[Saved data entries]

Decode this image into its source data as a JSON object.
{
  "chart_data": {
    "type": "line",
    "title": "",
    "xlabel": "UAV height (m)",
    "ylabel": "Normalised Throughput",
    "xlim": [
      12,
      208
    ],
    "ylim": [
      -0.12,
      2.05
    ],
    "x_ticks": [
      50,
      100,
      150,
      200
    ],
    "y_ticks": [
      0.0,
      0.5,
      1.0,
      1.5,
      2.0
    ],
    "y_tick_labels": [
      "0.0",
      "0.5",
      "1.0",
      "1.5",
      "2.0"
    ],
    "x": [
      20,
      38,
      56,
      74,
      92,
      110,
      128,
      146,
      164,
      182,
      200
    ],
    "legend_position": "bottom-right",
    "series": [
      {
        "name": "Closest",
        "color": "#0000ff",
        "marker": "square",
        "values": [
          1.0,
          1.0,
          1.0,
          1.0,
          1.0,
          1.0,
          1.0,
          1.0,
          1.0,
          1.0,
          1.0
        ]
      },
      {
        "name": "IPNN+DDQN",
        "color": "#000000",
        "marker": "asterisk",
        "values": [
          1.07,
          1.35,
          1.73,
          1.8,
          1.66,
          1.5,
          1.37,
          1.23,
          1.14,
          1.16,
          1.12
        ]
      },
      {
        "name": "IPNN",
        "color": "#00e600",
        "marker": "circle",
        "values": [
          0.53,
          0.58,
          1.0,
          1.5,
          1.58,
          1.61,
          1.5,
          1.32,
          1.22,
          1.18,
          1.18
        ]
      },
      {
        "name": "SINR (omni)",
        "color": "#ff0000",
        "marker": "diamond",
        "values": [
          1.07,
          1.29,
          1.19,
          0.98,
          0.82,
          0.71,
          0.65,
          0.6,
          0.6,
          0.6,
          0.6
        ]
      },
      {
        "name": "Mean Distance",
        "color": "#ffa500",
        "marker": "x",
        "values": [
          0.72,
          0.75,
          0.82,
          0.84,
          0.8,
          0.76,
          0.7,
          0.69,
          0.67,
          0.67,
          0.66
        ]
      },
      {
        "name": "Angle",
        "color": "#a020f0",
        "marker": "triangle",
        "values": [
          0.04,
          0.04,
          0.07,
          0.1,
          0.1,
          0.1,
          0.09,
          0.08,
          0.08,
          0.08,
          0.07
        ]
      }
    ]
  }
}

Aim of the exercise - Set out every line from the material that contains the string "marker".

Output -
        "marker": "square",
        "marker": "asterisk",
        "marker": "circle",
        "marker": "diamond",
        "marker": "x",
        "marker": "triangle",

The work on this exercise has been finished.